DATASET ROWS ::
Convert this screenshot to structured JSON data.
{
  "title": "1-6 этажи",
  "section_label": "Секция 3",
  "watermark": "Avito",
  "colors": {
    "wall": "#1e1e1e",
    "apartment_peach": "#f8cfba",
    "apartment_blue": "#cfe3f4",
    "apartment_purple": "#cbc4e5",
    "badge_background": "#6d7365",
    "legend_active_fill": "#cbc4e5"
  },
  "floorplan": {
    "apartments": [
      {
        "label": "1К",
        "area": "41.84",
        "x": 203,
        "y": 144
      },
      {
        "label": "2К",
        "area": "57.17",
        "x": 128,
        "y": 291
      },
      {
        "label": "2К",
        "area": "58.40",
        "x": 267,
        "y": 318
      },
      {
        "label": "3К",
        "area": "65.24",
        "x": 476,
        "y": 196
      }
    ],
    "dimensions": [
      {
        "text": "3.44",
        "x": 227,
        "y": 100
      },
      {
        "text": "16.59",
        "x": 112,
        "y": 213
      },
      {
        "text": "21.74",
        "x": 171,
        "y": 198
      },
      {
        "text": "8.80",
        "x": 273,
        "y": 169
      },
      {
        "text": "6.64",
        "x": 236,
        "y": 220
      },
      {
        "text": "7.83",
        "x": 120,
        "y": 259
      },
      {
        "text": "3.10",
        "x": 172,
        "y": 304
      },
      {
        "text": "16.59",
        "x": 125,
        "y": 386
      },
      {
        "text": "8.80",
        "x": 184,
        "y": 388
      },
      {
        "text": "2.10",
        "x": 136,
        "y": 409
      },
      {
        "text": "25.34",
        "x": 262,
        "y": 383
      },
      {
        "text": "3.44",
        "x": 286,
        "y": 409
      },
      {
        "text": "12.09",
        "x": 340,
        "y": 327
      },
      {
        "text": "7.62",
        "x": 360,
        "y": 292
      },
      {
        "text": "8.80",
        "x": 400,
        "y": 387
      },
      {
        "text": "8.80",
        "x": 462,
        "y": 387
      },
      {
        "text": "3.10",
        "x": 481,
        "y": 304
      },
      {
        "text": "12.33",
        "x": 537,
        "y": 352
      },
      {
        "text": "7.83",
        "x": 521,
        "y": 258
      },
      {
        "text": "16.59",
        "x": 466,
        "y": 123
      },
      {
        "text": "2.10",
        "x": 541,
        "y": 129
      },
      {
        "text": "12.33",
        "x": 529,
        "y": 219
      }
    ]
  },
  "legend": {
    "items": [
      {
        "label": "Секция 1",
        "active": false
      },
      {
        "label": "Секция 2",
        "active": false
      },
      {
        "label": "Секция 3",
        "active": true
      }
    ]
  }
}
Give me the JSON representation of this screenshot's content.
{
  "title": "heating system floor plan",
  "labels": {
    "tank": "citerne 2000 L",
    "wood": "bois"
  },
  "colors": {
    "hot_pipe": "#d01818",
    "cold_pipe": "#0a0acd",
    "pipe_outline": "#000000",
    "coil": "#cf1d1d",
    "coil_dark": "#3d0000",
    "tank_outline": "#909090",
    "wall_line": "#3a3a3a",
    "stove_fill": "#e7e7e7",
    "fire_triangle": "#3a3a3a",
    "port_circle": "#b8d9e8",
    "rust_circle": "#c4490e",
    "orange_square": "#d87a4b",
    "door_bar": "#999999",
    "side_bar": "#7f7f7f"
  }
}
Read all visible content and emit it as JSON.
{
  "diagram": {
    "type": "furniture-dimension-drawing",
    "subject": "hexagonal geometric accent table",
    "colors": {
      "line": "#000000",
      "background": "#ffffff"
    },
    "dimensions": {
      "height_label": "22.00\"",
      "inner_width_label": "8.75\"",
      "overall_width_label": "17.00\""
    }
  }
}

EXERCISE DESCRIPTION :: For this exercise, gather every line of the data that contains the word "JSON".

RESPONSE TO THIS EXERCISE ::
Convert this screenshot to structured JSON data.
Give me the JSON representation of this screenshot's content.
Read all visible content and emit it as JSON.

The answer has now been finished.